Transcribe the entries exactly; images are not part of the copy.
[begin Dataset extract]
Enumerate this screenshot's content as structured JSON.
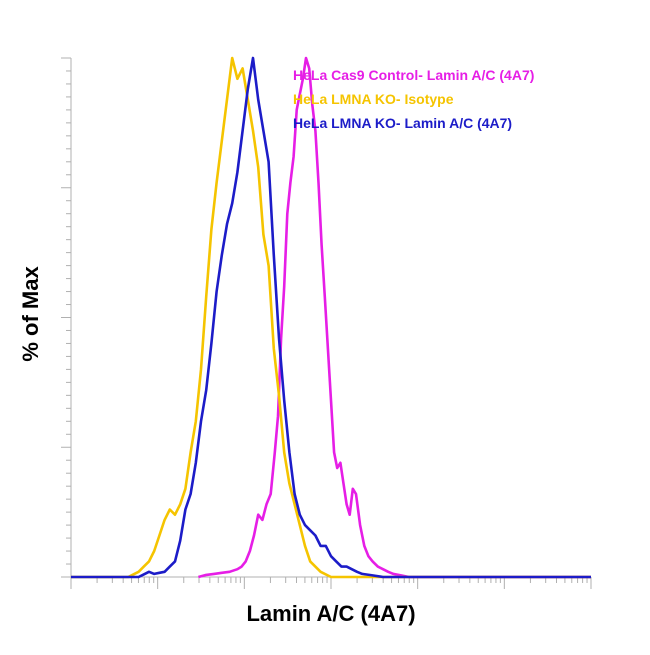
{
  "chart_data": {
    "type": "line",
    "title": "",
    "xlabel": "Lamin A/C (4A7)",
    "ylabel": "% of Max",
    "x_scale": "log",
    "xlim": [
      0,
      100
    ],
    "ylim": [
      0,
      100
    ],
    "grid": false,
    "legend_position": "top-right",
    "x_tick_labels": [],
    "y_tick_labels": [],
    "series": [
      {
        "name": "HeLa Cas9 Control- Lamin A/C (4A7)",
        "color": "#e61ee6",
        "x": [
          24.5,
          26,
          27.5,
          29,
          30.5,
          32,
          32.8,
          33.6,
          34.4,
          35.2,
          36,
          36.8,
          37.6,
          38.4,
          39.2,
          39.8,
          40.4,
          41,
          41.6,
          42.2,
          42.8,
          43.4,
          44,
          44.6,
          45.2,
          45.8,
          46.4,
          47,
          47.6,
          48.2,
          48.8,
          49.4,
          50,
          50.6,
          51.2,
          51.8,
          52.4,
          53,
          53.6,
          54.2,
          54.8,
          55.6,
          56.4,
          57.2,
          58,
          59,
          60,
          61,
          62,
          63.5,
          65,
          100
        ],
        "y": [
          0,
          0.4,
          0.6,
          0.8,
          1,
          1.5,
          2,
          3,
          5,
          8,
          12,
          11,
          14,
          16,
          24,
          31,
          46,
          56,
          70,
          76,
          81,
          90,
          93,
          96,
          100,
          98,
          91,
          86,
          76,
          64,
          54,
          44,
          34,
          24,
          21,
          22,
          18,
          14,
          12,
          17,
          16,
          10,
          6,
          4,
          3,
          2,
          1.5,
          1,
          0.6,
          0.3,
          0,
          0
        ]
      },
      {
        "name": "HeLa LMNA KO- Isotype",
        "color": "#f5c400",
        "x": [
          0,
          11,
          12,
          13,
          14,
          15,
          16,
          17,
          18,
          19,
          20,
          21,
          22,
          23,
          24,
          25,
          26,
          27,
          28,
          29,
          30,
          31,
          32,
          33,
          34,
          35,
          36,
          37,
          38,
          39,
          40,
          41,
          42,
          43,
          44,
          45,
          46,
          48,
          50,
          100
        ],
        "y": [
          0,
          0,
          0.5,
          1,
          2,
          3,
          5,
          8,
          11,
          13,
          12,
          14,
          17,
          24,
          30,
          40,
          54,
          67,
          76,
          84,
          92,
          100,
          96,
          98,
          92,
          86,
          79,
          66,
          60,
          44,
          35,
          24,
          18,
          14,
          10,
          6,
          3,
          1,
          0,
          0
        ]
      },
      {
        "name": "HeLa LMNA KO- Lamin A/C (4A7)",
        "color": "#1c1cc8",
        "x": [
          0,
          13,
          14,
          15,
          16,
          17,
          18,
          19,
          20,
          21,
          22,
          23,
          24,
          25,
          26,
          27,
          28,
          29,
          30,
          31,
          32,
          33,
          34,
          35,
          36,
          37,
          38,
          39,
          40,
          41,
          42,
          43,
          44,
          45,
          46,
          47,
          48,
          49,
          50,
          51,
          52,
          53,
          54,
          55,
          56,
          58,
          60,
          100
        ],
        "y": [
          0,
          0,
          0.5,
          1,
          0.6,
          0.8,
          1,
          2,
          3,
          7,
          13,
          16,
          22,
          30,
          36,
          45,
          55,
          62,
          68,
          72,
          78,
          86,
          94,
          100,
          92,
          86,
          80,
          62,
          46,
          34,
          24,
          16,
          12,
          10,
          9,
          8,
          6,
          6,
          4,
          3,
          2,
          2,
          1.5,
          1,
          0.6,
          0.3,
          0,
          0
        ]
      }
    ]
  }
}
[end Dataset extract]
# Task response
Enumerate this screenshot's content as structured JSON.
{
  "chart_data": {
    "type": "line",
    "title": "",
    "xlabel": "Lamin A/C (4A7)",
    "ylabel": "% of Max",
    "x_scale": "log",
    "xlim": [
      0,
      100
    ],
    "ylim": [
      0,
      100
    ],
    "grid": false,
    "legend_position": "top-right",
    "x_tick_labels": [],
    "y_tick_labels": [],
    "series": [
      {
        "name": "HeLa Cas9 Control- Lamin A/C (4A7)",
        "color": "#e61ee6",
        "x": [
          24.5,
          26,
          27.5,
          29,
          30.5,
          32,
          32.8,
          33.6,
          34.4,
          35.2,
          36,
          36.8,
          37.6,
          38.4,
          39.2,
          39.8,
          40.4,
          41,
          41.6,
          42.2,
          42.8,
          43.4,
          44,
          44.6,
          45.2,
          45.8,
          46.4,
          47,
          47.6,
          48.2,
          48.8,
          49.4,
          50,
          50.6,
          51.2,
          51.8,
          52.4,
          53,
          53.6,
          54.2,
          54.8,
          55.6,
          56.4,
          57.2,
          58,
          59,
          60,
          61,
          62,
          63.5,
          65,
          100
        ],
        "y": [
          0,
          0.4,
          0.6,
          0.8,
          1,
          1.5,
          2,
          3,
          5,
          8,
          12,
          11,
          14,
          16,
          24,
          31,
          46,
          56,
          70,
          76,
          81,
          90,
          93,
          96,
          100,
          98,
          91,
          86,
          76,
          64,
          54,
          44,
          34,
          24,
          21,
          22,
          18,
          14,
          12,
          17,
          16,
          10,
          6,
          4,
          3,
          2,
          1.5,
          1,
          0.6,
          0.3,
          0,
          0
        ]
      },
      {
        "name": "HeLa LMNA KO- Isotype",
        "color": "#f5c400",
        "x": [
          0,
          11,
          12,
          13,
          14,
          15,
          16,
          17,
          18,
          19,
          20,
          21,
          22,
          23,
          24,
          25,
          26,
          27,
          28,
          29,
          30,
          31,
          32,
          33,
          34,
          35,
          36,
          37,
          38,
          39,
          40,
          41,
          42,
          43,
          44,
          45,
          46,
          48,
          50,
          100
        ],
        "y": [
          0,
          0,
          0.5,
          1,
          2,
          3,
          5,
          8,
          11,
          13,
          12,
          14,
          17,
          24,
          30,
          40,
          54,
          67,
          76,
          84,
          92,
          100,
          96,
          98,
          92,
          86,
          79,
          66,
          60,
          44,
          35,
          24,
          18,
          14,
          10,
          6,
          3,
          1,
          0,
          0
        ]
      },
      {
        "name": "HeLa LMNA KO- Lamin A/C (4A7)",
        "color": "#1c1cc8",
        "x": [
          0,
          13,
          14,
          15,
          16,
          17,
          18,
          19,
          20,
          21,
          22,
          23,
          24,
          25,
          26,
          27,
          28,
          29,
          30,
          31,
          32,
          33,
          34,
          35,
          36,
          37,
          38,
          39,
          40,
          41,
          42,
          43,
          44,
          45,
          46,
          47,
          48,
          49,
          50,
          51,
          52,
          53,
          54,
          55,
          56,
          58,
          60,
          100
        ],
        "y": [
          0,
          0,
          0.5,
          1,
          0.6,
          0.8,
          1,
          2,
          3,
          7,
          13,
          16,
          22,
          30,
          36,
          45,
          55,
          62,
          68,
          72,
          78,
          86,
          94,
          100,
          92,
          86,
          80,
          62,
          46,
          34,
          24,
          16,
          12,
          10,
          9,
          8,
          6,
          6,
          4,
          3,
          2,
          2,
          1.5,
          1,
          0.6,
          0.3,
          0,
          0
        ]
      }
    ]
  }
}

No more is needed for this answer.